• Aim:
Copy each line containing the word "structured" from the records that follow, please.

[Items from a data source]
◆ ◆ ◆ ◆

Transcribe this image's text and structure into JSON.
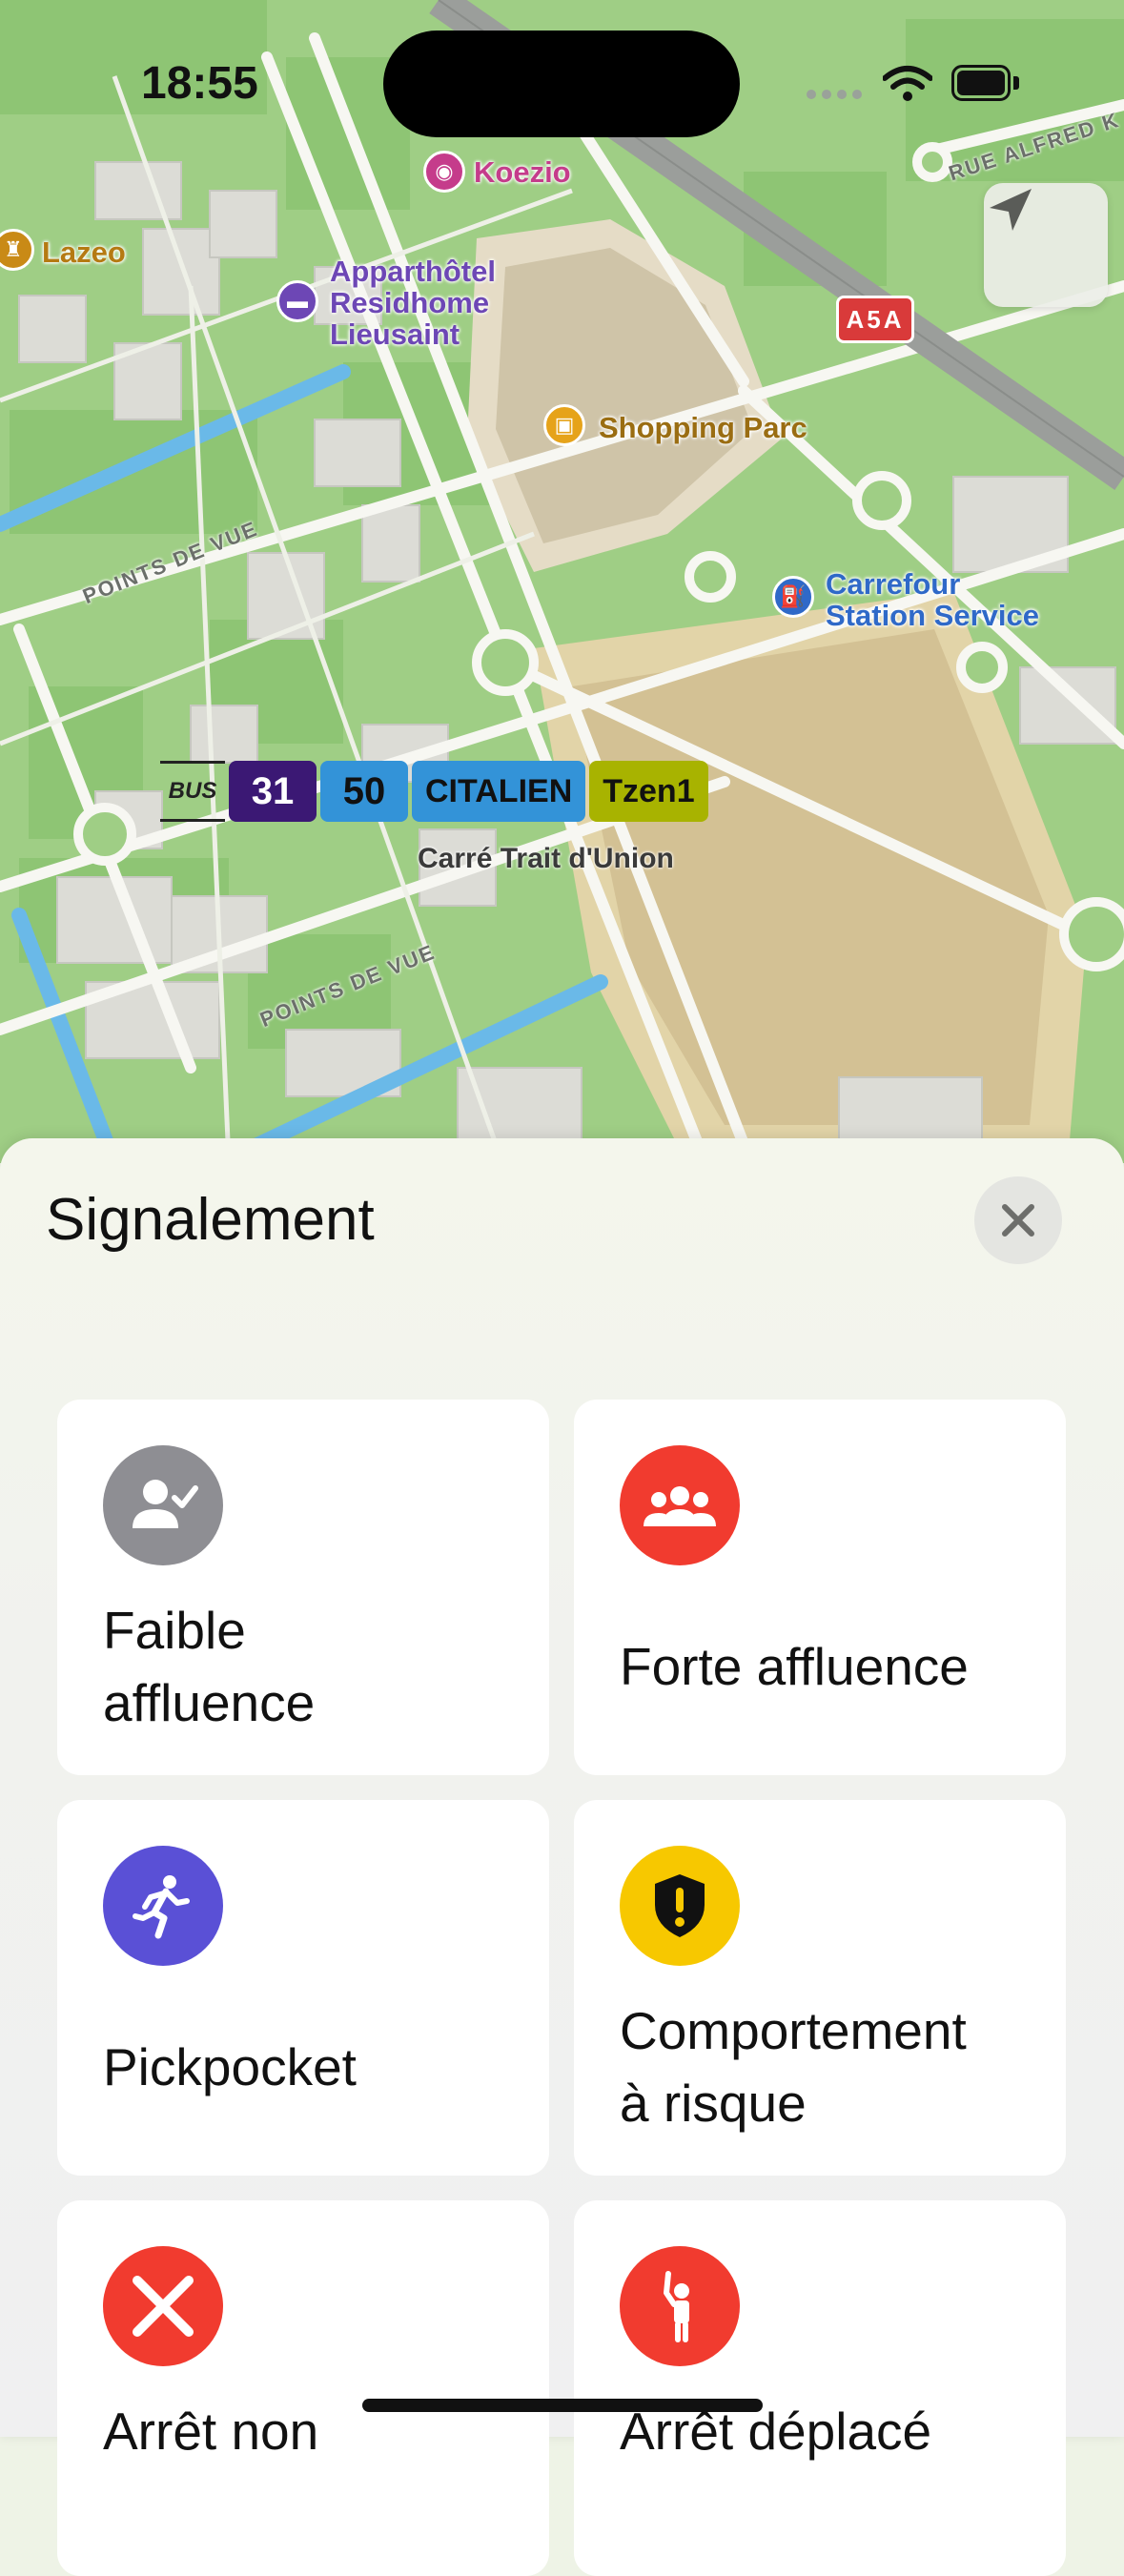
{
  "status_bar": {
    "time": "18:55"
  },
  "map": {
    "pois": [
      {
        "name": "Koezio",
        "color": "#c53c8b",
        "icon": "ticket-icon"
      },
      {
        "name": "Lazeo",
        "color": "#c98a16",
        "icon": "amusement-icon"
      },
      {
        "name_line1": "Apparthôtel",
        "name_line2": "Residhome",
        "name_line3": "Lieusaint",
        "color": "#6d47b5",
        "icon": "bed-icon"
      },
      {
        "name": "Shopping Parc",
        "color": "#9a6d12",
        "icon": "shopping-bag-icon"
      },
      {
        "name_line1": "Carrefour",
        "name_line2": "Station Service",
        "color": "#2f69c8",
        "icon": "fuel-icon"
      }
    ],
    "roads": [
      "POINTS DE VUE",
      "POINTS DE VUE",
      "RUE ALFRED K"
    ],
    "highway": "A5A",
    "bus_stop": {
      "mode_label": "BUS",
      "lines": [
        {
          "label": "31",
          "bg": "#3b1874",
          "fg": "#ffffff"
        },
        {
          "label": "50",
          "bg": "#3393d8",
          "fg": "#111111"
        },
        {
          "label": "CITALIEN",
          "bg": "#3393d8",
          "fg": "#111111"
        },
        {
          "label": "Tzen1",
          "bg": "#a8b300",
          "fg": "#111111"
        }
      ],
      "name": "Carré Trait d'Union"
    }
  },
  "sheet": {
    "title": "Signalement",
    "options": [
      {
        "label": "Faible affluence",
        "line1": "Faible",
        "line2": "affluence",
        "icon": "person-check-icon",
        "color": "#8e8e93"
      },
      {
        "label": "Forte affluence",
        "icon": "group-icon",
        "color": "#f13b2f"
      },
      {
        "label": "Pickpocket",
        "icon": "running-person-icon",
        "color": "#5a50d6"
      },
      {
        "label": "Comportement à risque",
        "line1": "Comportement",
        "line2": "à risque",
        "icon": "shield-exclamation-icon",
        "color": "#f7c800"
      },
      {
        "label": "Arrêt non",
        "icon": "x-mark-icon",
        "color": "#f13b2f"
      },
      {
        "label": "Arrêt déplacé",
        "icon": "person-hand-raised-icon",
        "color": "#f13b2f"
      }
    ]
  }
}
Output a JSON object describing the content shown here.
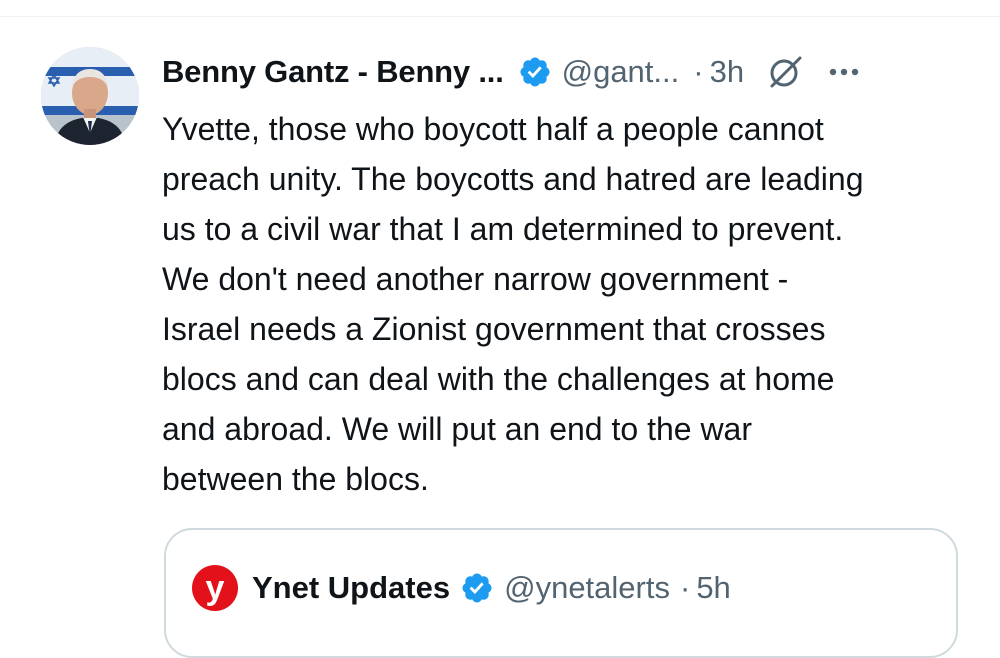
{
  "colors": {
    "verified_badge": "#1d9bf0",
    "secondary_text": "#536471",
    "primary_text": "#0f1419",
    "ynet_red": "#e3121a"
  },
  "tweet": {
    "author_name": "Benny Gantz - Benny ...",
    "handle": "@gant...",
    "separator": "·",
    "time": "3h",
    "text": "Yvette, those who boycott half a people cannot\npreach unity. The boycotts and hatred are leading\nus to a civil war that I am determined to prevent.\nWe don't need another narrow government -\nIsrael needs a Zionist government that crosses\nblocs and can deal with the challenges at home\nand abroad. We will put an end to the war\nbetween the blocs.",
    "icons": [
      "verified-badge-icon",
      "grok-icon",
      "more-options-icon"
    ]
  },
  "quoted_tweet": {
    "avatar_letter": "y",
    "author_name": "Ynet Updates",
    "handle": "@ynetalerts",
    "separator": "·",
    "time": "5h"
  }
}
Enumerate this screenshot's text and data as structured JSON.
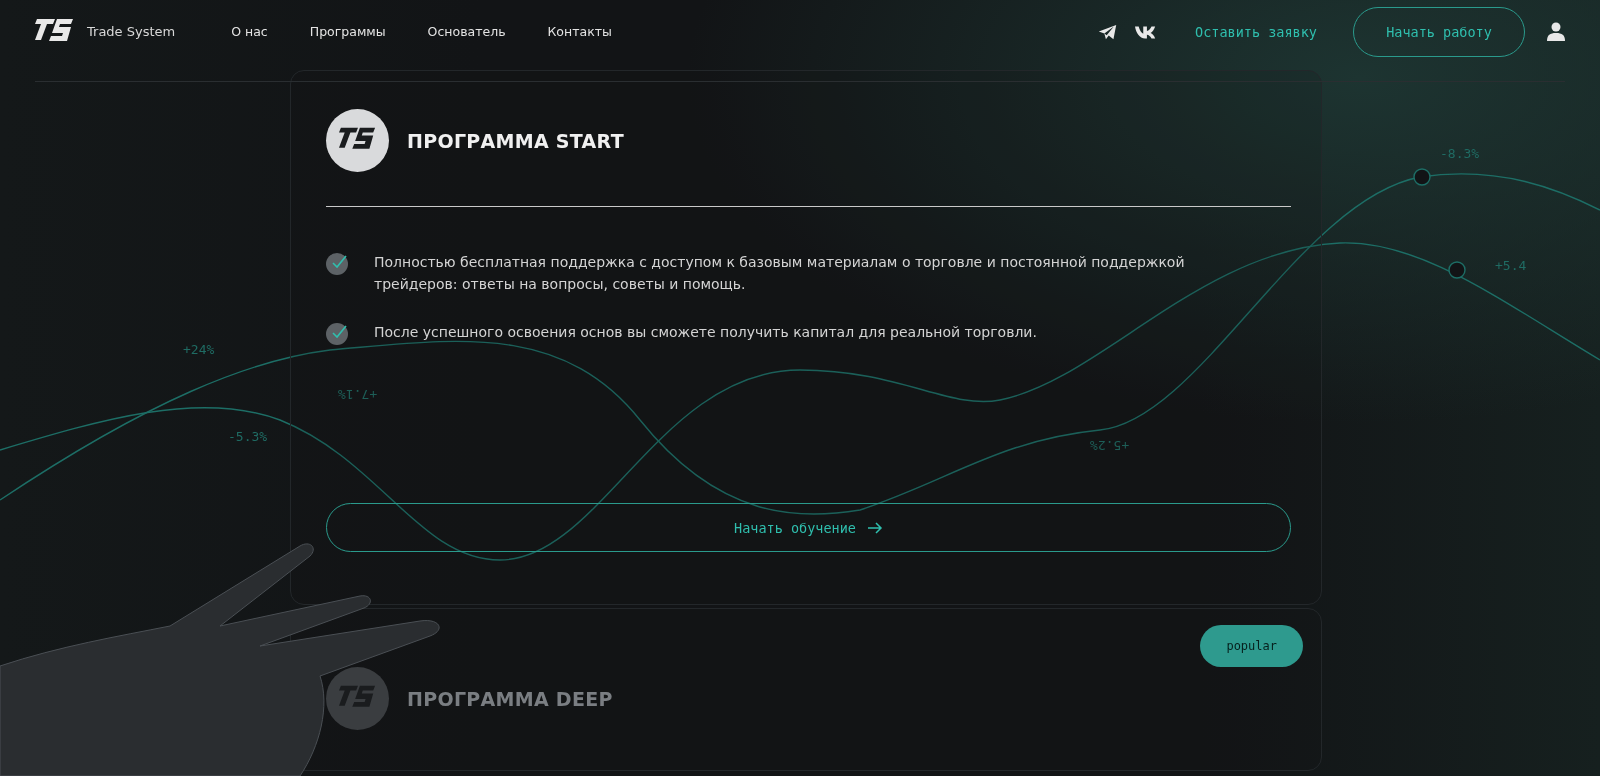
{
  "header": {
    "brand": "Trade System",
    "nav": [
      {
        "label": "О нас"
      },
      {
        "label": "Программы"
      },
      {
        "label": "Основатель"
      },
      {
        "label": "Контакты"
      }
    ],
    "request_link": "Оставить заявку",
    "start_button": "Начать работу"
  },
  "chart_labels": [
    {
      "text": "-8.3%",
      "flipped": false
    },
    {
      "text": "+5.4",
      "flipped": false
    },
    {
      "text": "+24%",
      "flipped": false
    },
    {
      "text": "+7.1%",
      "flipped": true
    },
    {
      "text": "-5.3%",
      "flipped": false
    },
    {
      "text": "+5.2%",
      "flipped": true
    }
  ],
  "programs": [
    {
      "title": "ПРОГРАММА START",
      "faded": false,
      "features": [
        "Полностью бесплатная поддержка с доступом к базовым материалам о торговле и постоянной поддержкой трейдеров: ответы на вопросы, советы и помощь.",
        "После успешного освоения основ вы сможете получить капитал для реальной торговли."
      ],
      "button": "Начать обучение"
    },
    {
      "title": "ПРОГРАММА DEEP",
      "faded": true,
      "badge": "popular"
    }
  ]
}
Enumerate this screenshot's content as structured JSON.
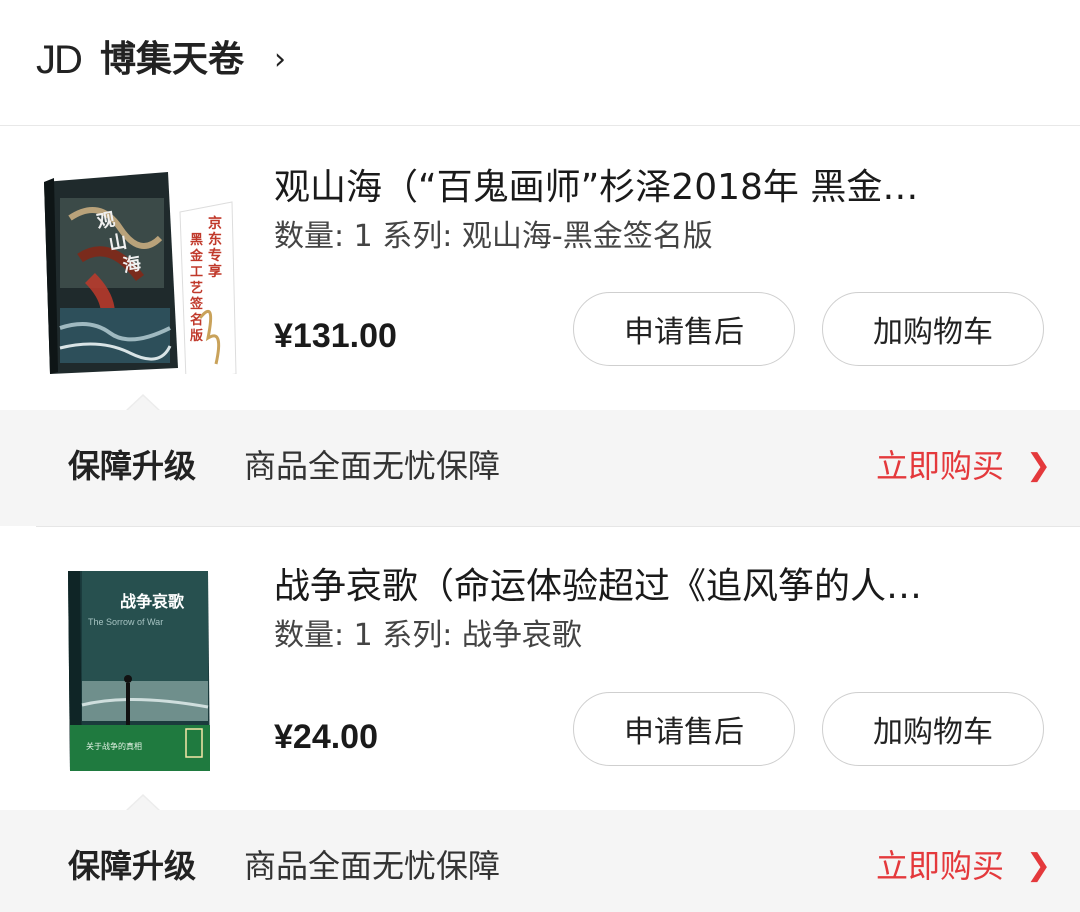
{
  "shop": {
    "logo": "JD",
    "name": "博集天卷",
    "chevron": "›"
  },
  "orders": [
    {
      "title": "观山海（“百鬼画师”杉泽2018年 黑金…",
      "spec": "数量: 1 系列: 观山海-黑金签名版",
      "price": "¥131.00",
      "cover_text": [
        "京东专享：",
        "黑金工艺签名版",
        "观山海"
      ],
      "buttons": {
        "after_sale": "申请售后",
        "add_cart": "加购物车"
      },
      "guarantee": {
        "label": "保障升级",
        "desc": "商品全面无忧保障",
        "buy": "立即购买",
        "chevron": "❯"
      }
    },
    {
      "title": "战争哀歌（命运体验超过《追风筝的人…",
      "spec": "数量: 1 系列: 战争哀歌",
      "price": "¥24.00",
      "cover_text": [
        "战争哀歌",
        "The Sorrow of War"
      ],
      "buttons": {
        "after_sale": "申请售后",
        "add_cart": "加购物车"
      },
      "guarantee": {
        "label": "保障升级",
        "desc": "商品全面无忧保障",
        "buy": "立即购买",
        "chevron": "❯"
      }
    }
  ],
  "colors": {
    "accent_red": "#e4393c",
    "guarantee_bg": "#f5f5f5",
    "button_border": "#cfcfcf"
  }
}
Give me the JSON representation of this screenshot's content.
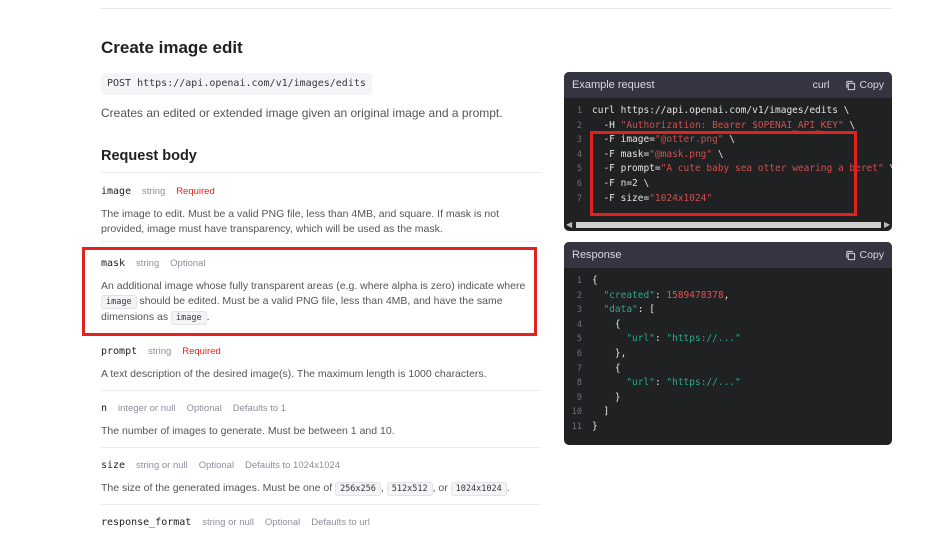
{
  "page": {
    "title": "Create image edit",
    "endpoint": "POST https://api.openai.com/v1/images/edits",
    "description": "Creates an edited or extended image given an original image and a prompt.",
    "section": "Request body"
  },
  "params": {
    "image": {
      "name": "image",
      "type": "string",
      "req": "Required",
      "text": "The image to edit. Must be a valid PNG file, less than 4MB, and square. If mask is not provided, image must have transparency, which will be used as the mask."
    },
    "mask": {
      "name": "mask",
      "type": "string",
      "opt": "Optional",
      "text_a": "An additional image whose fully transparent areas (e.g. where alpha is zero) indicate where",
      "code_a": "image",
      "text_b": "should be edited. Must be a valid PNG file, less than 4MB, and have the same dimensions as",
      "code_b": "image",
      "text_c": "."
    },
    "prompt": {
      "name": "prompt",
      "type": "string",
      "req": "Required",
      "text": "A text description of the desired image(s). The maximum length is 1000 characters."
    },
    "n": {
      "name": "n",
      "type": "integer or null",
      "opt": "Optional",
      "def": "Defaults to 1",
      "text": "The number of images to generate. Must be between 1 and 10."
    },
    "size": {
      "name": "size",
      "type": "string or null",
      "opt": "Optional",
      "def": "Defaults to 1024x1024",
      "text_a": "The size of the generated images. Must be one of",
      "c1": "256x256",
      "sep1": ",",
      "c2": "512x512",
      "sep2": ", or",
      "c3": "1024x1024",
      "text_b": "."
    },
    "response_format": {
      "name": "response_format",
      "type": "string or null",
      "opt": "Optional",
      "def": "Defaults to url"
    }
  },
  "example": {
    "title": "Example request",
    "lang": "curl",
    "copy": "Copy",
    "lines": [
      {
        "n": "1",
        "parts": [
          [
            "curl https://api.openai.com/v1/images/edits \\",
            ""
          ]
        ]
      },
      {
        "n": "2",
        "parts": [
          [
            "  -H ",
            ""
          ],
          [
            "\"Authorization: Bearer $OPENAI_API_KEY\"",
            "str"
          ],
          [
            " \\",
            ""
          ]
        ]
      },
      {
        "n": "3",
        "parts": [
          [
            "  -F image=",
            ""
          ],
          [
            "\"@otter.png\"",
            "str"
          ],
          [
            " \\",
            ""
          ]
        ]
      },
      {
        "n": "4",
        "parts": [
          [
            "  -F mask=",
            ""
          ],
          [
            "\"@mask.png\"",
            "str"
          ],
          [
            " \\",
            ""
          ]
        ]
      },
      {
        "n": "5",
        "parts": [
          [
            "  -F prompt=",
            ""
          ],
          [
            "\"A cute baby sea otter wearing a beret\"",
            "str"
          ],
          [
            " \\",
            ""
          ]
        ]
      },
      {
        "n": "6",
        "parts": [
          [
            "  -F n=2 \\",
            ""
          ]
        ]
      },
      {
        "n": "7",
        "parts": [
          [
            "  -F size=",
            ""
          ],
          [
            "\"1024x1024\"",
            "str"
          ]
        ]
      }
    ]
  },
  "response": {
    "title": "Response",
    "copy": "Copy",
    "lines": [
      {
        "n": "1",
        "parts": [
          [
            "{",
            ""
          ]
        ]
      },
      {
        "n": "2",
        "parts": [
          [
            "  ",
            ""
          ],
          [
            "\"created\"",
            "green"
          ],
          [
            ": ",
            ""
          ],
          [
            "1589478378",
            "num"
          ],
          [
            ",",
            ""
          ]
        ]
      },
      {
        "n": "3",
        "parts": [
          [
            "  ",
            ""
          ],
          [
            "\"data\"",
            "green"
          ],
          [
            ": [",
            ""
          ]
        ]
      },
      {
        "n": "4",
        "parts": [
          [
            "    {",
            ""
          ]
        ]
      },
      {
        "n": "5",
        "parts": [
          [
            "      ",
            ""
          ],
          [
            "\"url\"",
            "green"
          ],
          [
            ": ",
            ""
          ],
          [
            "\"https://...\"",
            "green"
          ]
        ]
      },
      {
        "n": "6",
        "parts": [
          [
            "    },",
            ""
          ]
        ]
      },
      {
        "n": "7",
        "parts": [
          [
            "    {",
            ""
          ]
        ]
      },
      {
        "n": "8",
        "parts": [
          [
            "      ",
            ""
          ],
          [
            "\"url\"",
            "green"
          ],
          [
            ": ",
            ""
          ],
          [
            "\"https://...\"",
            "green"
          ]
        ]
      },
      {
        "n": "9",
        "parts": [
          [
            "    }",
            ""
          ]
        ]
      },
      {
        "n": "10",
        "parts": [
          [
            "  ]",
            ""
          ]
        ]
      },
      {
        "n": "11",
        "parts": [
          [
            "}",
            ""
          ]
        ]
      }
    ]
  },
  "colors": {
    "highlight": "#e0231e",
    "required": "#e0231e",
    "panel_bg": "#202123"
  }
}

◆ ◆ ◆ ◆

• Exercise output:
Enumerate this screenshot's text and data as structured JSON.
Enumerate this screenshot's content as structured JSON.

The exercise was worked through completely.